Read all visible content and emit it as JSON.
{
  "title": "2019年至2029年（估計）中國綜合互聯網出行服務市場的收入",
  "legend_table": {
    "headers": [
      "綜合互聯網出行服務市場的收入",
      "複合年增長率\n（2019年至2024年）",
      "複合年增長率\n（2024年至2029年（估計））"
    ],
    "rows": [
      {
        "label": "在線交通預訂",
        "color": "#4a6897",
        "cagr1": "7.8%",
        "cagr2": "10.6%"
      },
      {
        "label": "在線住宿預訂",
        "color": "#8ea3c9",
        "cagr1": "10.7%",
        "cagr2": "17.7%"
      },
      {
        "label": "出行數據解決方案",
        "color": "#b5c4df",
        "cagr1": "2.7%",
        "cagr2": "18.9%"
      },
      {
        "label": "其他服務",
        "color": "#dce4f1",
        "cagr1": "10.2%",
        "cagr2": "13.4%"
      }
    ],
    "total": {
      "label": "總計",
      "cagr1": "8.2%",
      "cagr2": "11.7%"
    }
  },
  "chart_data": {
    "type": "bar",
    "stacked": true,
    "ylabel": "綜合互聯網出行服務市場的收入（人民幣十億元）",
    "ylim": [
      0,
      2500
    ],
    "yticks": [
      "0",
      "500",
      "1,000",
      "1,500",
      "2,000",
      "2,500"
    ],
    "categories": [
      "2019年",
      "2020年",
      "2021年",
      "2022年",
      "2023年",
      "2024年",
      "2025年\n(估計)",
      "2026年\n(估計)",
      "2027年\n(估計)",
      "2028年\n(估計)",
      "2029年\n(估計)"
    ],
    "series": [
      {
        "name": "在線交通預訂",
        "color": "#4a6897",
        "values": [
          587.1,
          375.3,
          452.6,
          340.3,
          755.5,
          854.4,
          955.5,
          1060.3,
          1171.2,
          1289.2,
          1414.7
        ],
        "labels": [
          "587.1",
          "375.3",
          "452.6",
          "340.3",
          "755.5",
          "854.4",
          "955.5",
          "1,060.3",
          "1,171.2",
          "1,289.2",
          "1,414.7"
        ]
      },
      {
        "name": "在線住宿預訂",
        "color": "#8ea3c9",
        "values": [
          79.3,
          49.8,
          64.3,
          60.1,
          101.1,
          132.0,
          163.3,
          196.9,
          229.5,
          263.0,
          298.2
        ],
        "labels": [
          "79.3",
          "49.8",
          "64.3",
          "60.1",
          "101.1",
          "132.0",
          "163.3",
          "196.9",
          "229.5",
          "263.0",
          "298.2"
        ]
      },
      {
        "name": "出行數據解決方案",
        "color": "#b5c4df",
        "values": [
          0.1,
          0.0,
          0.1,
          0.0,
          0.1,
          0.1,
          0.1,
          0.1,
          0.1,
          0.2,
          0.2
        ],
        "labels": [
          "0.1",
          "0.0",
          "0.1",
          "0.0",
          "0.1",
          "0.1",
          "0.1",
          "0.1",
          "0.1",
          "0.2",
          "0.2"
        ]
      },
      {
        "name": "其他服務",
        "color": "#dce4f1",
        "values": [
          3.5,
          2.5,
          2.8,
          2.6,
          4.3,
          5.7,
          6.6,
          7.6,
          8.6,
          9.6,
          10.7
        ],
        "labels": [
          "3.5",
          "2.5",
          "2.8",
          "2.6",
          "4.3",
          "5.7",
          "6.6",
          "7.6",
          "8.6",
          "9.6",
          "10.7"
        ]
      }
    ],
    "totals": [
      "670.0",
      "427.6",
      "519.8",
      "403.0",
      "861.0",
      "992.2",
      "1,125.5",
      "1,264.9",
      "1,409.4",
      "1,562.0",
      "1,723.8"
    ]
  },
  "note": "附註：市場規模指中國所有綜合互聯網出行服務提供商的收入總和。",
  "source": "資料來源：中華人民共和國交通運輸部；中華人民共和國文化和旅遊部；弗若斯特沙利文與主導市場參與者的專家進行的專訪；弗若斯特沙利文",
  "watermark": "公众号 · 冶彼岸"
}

=-=-=

◆ **Given exercise**: Find every line in the records above that holds the word "name", and copy each one.

◆ **Task answer**:
        "name": "在線交通預訂",
        "name": "在線住宿預訂",
        "name": "出行數據解決方案",
        "name": "其他服務",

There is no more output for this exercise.